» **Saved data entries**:
┌──
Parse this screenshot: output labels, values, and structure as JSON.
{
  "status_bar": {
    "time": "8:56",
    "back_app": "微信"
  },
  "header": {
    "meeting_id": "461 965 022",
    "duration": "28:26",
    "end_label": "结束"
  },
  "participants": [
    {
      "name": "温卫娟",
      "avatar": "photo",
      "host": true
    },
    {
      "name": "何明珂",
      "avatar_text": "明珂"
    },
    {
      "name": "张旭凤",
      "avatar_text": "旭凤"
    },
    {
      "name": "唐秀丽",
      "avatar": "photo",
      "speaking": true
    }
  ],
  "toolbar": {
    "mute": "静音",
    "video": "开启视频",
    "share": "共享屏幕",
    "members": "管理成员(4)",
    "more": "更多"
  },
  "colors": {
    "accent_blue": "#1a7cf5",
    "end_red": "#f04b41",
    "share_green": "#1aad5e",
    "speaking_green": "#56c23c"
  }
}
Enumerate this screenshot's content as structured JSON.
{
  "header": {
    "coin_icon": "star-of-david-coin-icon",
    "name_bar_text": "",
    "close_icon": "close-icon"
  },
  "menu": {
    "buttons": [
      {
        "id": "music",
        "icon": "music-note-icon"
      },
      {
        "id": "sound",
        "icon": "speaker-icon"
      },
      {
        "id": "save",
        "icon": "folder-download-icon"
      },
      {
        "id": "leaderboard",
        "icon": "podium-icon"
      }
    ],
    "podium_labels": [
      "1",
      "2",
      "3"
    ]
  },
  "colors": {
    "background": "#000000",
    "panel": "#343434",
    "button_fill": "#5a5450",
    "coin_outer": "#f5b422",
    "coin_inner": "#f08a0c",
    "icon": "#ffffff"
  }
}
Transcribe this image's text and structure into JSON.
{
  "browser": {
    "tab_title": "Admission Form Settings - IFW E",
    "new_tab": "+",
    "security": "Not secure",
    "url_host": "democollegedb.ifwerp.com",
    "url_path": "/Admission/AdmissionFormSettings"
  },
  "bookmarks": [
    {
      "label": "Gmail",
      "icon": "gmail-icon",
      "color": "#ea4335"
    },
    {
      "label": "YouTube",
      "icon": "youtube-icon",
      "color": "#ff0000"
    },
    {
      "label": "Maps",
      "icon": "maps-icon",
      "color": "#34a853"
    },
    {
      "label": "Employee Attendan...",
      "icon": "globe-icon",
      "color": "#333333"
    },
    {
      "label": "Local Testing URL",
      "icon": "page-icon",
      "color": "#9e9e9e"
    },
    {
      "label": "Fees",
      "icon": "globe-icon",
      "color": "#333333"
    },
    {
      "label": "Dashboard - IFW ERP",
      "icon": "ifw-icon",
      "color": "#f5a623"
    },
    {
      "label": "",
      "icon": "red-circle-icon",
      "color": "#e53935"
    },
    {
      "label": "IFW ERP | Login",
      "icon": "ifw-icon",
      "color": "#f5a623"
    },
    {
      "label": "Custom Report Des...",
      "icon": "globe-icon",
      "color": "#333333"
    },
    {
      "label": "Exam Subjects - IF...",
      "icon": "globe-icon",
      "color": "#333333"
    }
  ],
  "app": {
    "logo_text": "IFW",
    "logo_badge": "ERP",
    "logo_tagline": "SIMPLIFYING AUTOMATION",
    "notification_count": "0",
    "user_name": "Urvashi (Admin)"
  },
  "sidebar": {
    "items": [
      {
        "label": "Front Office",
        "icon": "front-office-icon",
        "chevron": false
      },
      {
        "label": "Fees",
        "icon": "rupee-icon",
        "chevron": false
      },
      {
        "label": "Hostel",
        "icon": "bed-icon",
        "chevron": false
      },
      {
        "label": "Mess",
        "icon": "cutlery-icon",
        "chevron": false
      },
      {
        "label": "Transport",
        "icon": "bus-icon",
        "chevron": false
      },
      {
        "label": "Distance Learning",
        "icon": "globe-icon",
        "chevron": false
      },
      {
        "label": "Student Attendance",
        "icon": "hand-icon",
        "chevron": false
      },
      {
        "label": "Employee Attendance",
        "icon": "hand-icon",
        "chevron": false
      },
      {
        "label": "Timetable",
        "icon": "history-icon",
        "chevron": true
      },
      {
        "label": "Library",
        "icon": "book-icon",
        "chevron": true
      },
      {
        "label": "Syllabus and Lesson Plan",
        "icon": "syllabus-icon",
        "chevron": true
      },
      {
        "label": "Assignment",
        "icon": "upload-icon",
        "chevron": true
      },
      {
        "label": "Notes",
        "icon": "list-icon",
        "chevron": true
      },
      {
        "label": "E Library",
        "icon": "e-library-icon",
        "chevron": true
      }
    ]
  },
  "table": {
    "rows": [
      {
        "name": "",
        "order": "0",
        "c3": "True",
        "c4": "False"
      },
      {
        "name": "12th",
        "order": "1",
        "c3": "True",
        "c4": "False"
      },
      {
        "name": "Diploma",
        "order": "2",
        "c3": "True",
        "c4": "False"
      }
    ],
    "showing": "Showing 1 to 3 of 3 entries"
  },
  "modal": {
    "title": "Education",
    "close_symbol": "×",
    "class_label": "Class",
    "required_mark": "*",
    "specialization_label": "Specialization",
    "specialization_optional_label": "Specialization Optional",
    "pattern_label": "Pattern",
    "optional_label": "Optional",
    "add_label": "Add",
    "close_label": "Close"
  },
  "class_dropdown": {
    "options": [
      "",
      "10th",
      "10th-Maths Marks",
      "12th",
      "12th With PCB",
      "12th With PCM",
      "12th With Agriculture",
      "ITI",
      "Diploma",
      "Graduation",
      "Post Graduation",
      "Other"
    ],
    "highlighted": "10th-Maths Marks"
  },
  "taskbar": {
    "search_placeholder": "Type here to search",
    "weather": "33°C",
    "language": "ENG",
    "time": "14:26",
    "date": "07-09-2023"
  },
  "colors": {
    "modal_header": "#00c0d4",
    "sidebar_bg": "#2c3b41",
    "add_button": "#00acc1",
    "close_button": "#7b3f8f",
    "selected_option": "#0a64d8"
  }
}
└──
Copy the material above back out, exactly as written.

» **The response**:
Parse this screenshot: output labels, values, and structure as JSON.
{
  "status_bar": {
    "time": "8:56",
    "back_app": "微信"
  },
  "header": {
    "meeting_id": "461 965 022",
    "duration": "28:26",
    "end_label": "结束"
  },
  "participants": [
    {
      "name": "温卫娟",
      "avatar": "photo",
      "host": true
    },
    {
      "name": "何明珂",
      "avatar_text": "明珂"
    },
    {
      "name": "张旭凤",
      "avatar_text": "旭凤"
    },
    {
      "name": "唐秀丽",
      "avatar": "photo",
      "speaking": true
    }
  ],
  "toolbar": {
    "mute": "静音",
    "video": "开启视频",
    "share": "共享屏幕",
    "members": "管理成员(4)",
    "more": "更多"
  },
  "colors": {
    "accent_blue": "#1a7cf5",
    "end_red": "#f04b41",
    "share_green": "#1aad5e",
    "speaking_green": "#56c23c"
  }
}
Enumerate this screenshot's content as structured JSON.
{
  "header": {
    "coin_icon": "star-of-david-coin-icon",
    "name_bar_text": "",
    "close_icon": "close-icon"
  },
  "menu": {
    "buttons": [
      {
        "id": "music",
        "icon": "music-note-icon"
      },
      {
        "id": "sound",
        "icon": "speaker-icon"
      },
      {
        "id": "save",
        "icon": "folder-download-icon"
      },
      {
        "id": "leaderboard",
        "icon": "podium-icon"
      }
    ],
    "podium_labels": [
      "1",
      "2",
      "3"
    ]
  },
  "colors": {
    "background": "#000000",
    "panel": "#343434",
    "button_fill": "#5a5450",
    "coin_outer": "#f5b422",
    "coin_inner": "#f08a0c",
    "icon": "#ffffff"
  }
}
Transcribe this image's text and structure into JSON.
{
  "browser": {
    "tab_title": "Admission Form Settings - IFW E",
    "new_tab": "+",
    "security": "Not secure",
    "url_host": "democollegedb.ifwerp.com",
    "url_path": "/Admission/AdmissionFormSettings"
  },
  "bookmarks": [
    {
      "label": "Gmail",
      "icon": "gmail-icon",
      "color": "#ea4335"
    },
    {
      "label": "YouTube",
      "icon": "youtube-icon",
      "color": "#ff0000"
    },
    {
      "label": "Maps",
      "icon": "maps-icon",
      "color": "#34a853"
    },
    {
      "label": "Employee Attendan...",
      "icon": "globe-icon",
      "color": "#333333"
    },
    {
      "label": "Local Testing URL",
      "icon": "page-icon",
      "color": "#9e9e9e"
    },
    {
      "label": "Fees",
      "icon": "globe-icon",
      "color": "#333333"
    },
    {
      "label": "Dashboard - IFW ERP",
      "icon": "ifw-icon",
      "color": "#f5a623"
    },
    {
      "label": "",
      "icon": "red-circle-icon",
      "color": "#e53935"
    },
    {
      "label": "IFW ERP | Login",
      "icon": "ifw-icon",
      "color": "#f5a623"
    },
    {
      "label": "Custom Report Des...",
      "icon": "globe-icon",
      "color": "#333333"
    },
    {
      "label": "Exam Subjects - IF...",
      "icon": "globe-icon",
      "color": "#333333"
    }
  ],
  "app": {
    "logo_text": "IFW",
    "logo_badge": "ERP",
    "logo_tagline": "SIMPLIFYING AUTOMATION",
    "notification_count": "0",
    "user_name": "Urvashi (Admin)"
  },
  "sidebar": {
    "items": [
      {
        "label": "Front Office",
        "icon": "front-office-icon",
        "chevron": false
      },
      {
        "label": "Fees",
        "icon": "rupee-icon",
        "chevron": false
      },
      {
        "label": "Hostel",
        "icon": "bed-icon",
        "chevron": false
      },
      {
        "label": "Mess",
        "icon": "cutlery-icon",
        "chevron": false
      },
      {
        "label": "Transport",
        "icon": "bus-icon",
        "chevron": false
      },
      {
        "label": "Distance Learning",
        "icon": "globe-icon",
        "chevron": false
      },
      {
        "label": "Student Attendance",
        "icon": "hand-icon",
        "chevron": false
      },
      {
        "label": "Employee Attendance",
        "icon": "hand-icon",
        "chevron": false
      },
      {
        "label": "Timetable",
        "icon": "history-icon",
        "chevron": true
      },
      {
        "label": "Library",
        "icon": "book-icon",
        "chevron": true
      },
      {
        "label": "Syllabus and Lesson Plan",
        "icon": "syllabus-icon",
        "chevron": true
      },
      {
        "label": "Assignment",
        "icon": "upload-icon",
        "chevron": true
      },
      {
        "label": "Notes",
        "icon": "list-icon",
        "chevron": true
      },
      {
        "label": "E Library",
        "icon": "e-library-icon",
        "chevron": true
      }
    ]
  },
  "table": {
    "rows": [
      {
        "name": "",
        "order": "0",
        "c3": "True",
        "c4": "False"
      },
      {
        "name": "12th",
        "order": "1",
        "c3": "True",
        "c4": "False"
      },
      {
        "name": "Diploma",
        "order": "2",
        "c3": "True",
        "c4": "False"
      }
    ],
    "showing": "Showing 1 to 3 of 3 entries"
  },
  "modal": {
    "title": "Education",
    "close_symbol": "×",
    "class_label": "Class",
    "required_mark": "*",
    "specialization_label": "Specialization",
    "specialization_optional_label": "Specialization Optional",
    "pattern_label": "Pattern",
    "optional_label": "Optional",
    "add_label": "Add",
    "close_label": "Close"
  },
  "class_dropdown": {
    "options": [
      "",
      "10th",
      "10th-Maths Marks",
      "12th",
      "12th With PCB",
      "12th With PCM",
      "12th With Agriculture",
      "ITI",
      "Diploma",
      "Graduation",
      "Post Graduation",
      "Other"
    ],
    "highlighted": "10th-Maths Marks"
  },
  "taskbar": {
    "search_placeholder": "Type here to search",
    "weather": "33°C",
    "language": "ENG",
    "time": "14:26",
    "date": "07-09-2023"
  },
  "colors": {
    "modal_header": "#00c0d4",
    "sidebar_bg": "#2c3b41",
    "add_button": "#00acc1",
    "close_button": "#7b3f8f",
    "selected_option": "#0a64d8"
  }
}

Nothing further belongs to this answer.